▶ [Task prompt]:
Word for word, print each line of the listing below; pictures stay out.

▶ [Record excerpts]:

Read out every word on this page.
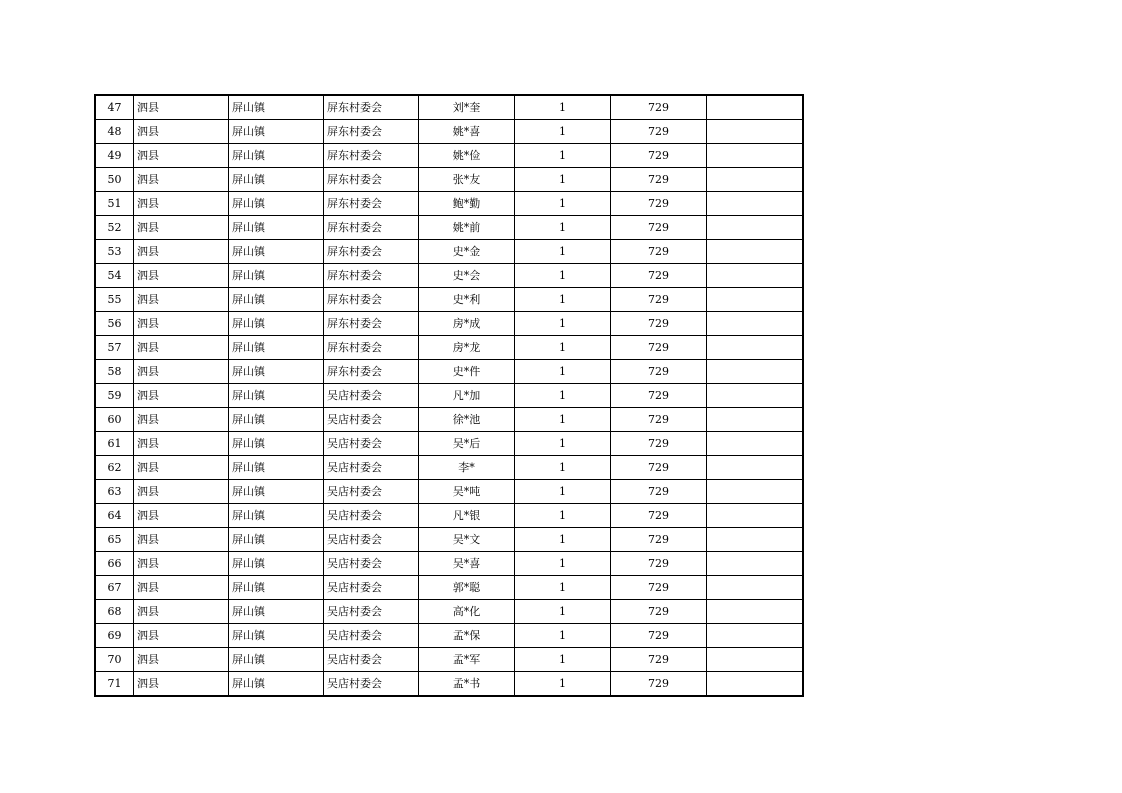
47	泗县	屏山镇	屏东村委会	刘*奎	1	729	
48	泗县	屏山镇	屏东村委会	姚*喜	1	729	
49	泗县	屏山镇	屏东村委会	姚*俭	1	729	
50	泗县	屏山镇	屏东村委会	张*友	1	729	
51	泗县	屏山镇	屏东村委会	鲍*勤	1	729	
52	泗县	屏山镇	屏东村委会	姚*前	1	729	
53	泗县	屏山镇	屏东村委会	史*金	1	729	
54	泗县	屏山镇	屏东村委会	史*会	1	729	
55	泗县	屏山镇	屏东村委会	史*利	1	729	
56	泗县	屏山镇	屏东村委会	房*成	1	729	
57	泗县	屏山镇	屏东村委会	房*龙	1	729	
58	泗县	屏山镇	屏东村委会	史*件	1	729	
59	泗县	屏山镇	吴店村委会	凡*加	1	729	
60	泗县	屏山镇	吴店村委会	徐*池	1	729	
61	泗县	屏山镇	吴店村委会	吴*后	1	729	
62	泗县	屏山镇	吴店村委会	李*	1	729	
63	泗县	屏山镇	吴店村委会	吴*吨	1	729	
64	泗县	屏山镇	吴店村委会	凡*银	1	729	
65	泗县	屏山镇	吴店村委会	吴*文	1	729	
66	泗县	屏山镇	吴店村委会	吴*喜	1	729	
67	泗县	屏山镇	吴店村委会	郭*聪	1	729	
68	泗县	屏山镇	吴店村委会	高*化	1	729	
69	泗县	屏山镇	吴店村委会	孟*保	1	729	
70	泗县	屏山镇	吴店村委会	孟*军	1	729	
71	泗县	屏山镇	吴店村委会	孟*书	1	729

▶ [Response for this exercise]:
Read out every word on this page.
47	泗县	屏山镇	屏东村委会	刘*奎	1	729	
48	泗县	屏山镇	屏东村委会	姚*喜	1	729	
49	泗县	屏山镇	屏东村委会	姚*俭	1	729	
50	泗县	屏山镇	屏东村委会	张*友	1	729	
51	泗县	屏山镇	屏东村委会	鲍*勤	1	729	
52	泗县	屏山镇	屏东村委会	姚*前	1	729	
53	泗县	屏山镇	屏东村委会	史*金	1	729	
54	泗县	屏山镇	屏东村委会	史*会	1	729	
55	泗县	屏山镇	屏东村委会	史*利	1	729	
56	泗县	屏山镇	屏东村委会	房*成	1	729	
57	泗县	屏山镇	屏东村委会	房*龙	1	729	
58	泗县	屏山镇	屏东村委会	史*件	1	729	
59	泗县	屏山镇	吴店村委会	凡*加	1	729	
60	泗县	屏山镇	吴店村委会	徐*池	1	729	
61	泗县	屏山镇	吴店村委会	吴*后	1	729	
62	泗县	屏山镇	吴店村委会	李*	1	729	
63	泗县	屏山镇	吴店村委会	吴*吨	1	729	
64	泗县	屏山镇	吴店村委会	凡*银	1	729	
65	泗县	屏山镇	吴店村委会	吴*文	1	729	
66	泗县	屏山镇	吴店村委会	吴*喜	1	729	
67	泗县	屏山镇	吴店村委会	郭*聪	1	729	
68	泗县	屏山镇	吴店村委会	高*化	1	729	
69	泗县	屏山镇	吴店村委会	孟*保	1	729	
70	泗县	屏山镇	吴店村委会	孟*军	1	729	
71	泗县	屏山镇	吴店村委会	孟*书	1	729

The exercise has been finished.